--- Short exercise ---
Copy each line of the material below that includes the string "Staff".

--- Listing ---

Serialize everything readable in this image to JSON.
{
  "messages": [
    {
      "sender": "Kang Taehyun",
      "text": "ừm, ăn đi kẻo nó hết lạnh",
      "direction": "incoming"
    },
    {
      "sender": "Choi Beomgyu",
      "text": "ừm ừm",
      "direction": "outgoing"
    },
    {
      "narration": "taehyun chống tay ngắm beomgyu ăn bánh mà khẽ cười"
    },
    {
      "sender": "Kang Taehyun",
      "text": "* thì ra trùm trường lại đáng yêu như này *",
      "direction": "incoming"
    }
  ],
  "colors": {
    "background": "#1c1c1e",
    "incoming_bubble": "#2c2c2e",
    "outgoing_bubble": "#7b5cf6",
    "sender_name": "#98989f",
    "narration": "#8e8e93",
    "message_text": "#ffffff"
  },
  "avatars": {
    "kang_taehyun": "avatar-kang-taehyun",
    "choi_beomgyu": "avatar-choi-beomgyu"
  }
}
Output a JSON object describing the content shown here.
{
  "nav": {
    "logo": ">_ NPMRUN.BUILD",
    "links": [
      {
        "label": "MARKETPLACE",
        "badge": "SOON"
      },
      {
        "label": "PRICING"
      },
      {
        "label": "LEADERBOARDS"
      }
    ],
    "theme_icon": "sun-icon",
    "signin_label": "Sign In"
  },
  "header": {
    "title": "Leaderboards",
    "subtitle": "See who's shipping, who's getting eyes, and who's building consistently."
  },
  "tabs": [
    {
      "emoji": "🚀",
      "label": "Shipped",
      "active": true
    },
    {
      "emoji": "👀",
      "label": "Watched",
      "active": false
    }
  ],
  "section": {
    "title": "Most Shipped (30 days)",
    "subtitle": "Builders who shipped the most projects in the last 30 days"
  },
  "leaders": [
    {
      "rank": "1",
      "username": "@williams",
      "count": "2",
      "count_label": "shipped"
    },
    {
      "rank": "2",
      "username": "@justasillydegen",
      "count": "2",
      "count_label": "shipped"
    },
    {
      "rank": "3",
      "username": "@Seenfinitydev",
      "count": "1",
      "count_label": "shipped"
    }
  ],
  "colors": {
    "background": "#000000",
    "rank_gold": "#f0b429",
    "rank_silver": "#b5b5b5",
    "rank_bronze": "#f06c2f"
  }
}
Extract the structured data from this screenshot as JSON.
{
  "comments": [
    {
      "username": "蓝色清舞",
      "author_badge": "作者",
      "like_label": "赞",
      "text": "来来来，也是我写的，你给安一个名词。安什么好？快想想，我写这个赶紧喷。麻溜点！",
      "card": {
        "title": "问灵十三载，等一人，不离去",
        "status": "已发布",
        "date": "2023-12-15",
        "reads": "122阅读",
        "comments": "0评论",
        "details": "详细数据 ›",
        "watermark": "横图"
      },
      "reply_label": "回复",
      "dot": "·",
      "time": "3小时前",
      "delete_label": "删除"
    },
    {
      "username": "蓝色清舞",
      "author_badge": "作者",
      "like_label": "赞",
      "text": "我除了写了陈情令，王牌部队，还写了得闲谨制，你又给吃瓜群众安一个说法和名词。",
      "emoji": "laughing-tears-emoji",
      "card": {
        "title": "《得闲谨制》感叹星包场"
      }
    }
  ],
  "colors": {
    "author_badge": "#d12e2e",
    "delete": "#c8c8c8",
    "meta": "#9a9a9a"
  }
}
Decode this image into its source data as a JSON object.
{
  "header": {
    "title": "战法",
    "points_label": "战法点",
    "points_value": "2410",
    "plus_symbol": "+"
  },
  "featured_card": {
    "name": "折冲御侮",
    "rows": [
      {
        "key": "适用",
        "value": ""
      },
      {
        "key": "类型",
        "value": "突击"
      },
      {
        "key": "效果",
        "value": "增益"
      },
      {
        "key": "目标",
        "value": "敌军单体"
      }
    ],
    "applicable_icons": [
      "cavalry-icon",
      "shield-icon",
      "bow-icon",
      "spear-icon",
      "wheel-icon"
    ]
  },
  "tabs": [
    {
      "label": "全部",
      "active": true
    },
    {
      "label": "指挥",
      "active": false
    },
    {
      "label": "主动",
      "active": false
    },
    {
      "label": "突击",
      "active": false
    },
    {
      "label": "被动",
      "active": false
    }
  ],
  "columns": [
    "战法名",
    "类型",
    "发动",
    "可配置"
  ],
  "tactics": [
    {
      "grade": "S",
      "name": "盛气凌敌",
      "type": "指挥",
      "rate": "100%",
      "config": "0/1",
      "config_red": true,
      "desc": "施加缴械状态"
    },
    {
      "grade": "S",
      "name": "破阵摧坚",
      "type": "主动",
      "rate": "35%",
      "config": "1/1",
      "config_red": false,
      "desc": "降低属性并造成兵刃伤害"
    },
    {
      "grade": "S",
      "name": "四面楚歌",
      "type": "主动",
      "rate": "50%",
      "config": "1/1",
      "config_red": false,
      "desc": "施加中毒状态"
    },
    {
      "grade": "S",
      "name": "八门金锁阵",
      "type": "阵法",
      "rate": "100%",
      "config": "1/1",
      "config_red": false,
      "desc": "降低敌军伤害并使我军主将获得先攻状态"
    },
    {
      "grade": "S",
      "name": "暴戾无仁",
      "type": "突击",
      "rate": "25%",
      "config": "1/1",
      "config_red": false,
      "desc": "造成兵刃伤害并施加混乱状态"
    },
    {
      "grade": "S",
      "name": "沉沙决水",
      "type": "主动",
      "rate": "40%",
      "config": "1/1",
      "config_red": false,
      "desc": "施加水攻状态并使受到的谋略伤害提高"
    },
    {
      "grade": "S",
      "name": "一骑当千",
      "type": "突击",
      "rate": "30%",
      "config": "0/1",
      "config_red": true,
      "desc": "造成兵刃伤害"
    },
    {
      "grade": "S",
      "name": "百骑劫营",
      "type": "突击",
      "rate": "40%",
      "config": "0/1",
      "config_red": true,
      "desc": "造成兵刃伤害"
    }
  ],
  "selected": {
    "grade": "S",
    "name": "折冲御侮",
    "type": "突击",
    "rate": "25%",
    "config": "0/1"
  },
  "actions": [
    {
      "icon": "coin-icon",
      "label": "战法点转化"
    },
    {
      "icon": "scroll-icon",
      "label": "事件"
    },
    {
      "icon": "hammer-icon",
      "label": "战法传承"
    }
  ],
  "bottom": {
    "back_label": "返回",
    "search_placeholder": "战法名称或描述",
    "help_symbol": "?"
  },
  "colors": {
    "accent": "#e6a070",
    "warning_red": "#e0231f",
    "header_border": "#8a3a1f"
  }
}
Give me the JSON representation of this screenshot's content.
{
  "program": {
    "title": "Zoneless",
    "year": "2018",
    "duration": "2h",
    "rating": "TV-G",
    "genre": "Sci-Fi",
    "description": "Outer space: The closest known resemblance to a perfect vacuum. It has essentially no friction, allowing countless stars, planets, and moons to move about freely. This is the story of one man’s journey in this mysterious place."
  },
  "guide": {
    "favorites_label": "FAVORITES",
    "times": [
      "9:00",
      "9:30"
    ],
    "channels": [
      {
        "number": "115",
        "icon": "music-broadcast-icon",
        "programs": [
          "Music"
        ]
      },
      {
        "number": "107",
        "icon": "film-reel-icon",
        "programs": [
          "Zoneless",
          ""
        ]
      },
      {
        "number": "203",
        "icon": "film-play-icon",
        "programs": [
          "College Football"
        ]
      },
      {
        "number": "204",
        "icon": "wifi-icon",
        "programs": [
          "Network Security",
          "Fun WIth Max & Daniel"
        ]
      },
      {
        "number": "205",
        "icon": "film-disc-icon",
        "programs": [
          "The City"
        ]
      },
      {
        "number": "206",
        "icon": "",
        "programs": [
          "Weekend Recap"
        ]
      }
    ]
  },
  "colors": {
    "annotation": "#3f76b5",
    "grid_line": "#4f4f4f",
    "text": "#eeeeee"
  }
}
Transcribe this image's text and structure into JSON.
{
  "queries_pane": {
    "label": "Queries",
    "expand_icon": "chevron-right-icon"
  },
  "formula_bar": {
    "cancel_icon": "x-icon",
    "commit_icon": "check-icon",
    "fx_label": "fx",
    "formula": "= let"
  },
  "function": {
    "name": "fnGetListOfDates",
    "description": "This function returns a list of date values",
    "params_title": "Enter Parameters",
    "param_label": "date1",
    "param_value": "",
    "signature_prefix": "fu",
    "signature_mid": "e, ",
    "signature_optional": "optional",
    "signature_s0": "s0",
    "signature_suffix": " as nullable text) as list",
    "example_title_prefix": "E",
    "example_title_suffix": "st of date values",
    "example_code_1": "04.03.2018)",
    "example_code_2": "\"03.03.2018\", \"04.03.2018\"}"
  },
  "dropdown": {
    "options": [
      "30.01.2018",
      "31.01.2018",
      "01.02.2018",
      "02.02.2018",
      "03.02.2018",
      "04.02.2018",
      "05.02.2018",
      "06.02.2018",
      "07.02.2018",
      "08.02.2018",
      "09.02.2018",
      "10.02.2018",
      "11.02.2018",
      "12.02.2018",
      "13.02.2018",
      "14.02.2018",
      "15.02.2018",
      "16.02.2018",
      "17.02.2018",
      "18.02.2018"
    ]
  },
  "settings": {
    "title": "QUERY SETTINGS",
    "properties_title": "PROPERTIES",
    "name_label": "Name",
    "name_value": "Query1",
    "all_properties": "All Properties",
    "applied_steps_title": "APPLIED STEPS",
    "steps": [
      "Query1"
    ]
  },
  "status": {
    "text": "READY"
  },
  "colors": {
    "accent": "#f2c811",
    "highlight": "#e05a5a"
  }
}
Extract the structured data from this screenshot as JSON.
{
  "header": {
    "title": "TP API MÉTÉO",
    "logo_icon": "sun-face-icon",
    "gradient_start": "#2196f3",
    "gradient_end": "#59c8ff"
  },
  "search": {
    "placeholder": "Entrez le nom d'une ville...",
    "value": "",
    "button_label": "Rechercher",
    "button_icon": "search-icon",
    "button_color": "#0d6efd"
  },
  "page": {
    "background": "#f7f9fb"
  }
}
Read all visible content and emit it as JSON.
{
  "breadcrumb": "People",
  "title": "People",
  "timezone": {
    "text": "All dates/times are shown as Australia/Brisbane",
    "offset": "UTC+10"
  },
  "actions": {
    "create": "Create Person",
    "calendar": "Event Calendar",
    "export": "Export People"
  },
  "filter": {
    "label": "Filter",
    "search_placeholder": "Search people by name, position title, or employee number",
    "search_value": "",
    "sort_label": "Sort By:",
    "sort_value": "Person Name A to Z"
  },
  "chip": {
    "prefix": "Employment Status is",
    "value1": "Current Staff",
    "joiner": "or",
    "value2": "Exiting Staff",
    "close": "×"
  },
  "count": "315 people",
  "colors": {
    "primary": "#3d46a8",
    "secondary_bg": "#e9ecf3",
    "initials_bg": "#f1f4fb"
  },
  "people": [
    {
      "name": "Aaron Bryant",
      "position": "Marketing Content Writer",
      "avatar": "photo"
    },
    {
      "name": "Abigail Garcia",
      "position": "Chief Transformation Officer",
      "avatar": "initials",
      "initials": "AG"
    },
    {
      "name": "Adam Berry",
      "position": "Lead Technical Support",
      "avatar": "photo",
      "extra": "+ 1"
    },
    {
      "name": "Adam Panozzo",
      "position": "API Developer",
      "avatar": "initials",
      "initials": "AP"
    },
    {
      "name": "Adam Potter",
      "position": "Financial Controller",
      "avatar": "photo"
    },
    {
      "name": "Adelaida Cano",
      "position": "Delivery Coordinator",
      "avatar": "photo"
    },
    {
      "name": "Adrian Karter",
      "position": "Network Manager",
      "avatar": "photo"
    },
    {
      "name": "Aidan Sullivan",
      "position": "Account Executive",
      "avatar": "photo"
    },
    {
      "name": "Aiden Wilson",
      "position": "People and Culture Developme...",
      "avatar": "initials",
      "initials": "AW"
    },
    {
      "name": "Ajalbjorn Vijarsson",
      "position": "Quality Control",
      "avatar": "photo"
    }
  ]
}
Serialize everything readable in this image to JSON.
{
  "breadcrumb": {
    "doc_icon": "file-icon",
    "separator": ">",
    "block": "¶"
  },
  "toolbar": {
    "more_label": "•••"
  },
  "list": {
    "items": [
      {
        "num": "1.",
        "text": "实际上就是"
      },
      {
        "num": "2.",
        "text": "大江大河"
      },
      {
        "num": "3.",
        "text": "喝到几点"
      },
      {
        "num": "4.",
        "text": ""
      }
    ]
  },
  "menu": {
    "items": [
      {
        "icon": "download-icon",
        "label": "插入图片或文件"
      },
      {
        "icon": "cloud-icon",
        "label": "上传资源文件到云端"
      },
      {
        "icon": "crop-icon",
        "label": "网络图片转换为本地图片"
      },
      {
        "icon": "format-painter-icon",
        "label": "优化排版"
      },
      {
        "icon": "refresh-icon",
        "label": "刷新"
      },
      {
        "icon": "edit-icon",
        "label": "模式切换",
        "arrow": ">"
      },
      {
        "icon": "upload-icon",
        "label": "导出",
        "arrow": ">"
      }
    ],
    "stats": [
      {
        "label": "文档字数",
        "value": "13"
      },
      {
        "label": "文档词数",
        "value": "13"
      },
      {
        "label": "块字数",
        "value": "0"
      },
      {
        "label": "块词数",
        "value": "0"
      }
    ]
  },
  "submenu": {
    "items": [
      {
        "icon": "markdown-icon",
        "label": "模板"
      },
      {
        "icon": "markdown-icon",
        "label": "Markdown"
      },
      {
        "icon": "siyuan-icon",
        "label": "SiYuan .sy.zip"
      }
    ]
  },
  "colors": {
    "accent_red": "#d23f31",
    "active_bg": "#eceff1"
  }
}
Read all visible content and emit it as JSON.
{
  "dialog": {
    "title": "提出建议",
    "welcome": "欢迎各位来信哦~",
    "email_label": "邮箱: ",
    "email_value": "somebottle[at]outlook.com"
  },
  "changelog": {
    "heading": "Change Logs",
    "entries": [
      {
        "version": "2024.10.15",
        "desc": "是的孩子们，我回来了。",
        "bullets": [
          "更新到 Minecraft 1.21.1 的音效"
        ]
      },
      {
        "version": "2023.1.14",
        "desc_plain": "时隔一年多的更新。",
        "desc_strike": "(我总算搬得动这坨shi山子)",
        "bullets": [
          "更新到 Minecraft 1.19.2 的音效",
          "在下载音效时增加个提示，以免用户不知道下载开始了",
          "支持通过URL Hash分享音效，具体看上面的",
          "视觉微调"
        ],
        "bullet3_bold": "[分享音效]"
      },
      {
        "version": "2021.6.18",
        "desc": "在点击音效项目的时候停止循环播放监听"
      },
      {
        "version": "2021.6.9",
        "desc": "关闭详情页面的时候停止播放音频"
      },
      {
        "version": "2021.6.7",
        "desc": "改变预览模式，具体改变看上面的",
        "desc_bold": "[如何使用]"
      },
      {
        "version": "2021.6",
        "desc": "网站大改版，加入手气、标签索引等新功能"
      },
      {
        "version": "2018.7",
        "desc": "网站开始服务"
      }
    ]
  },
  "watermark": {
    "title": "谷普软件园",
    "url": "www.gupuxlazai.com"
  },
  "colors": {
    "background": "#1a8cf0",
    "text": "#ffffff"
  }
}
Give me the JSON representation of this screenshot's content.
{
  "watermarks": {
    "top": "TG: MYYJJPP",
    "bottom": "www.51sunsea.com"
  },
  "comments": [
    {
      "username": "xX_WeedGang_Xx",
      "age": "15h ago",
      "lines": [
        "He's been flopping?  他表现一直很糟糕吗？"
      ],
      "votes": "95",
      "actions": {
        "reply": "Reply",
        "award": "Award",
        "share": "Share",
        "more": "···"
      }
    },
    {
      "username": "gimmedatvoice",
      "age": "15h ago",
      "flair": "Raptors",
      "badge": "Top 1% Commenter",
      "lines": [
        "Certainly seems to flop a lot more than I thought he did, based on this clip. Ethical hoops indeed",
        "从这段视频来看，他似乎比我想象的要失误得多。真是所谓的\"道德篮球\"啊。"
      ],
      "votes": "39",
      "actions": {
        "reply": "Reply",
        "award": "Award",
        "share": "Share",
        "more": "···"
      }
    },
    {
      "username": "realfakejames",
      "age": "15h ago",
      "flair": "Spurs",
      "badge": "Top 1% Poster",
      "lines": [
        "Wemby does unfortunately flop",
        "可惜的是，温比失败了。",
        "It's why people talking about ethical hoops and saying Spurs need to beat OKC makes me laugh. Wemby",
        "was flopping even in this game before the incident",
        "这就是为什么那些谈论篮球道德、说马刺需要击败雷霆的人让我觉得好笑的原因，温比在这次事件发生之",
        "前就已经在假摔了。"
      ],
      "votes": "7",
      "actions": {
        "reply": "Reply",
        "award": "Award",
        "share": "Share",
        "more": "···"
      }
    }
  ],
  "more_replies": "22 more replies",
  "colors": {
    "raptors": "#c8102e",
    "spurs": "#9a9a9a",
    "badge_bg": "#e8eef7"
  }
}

--- Solved exercise ---
    "value1": "Current Staff",
    "value2": "Exiting Staff",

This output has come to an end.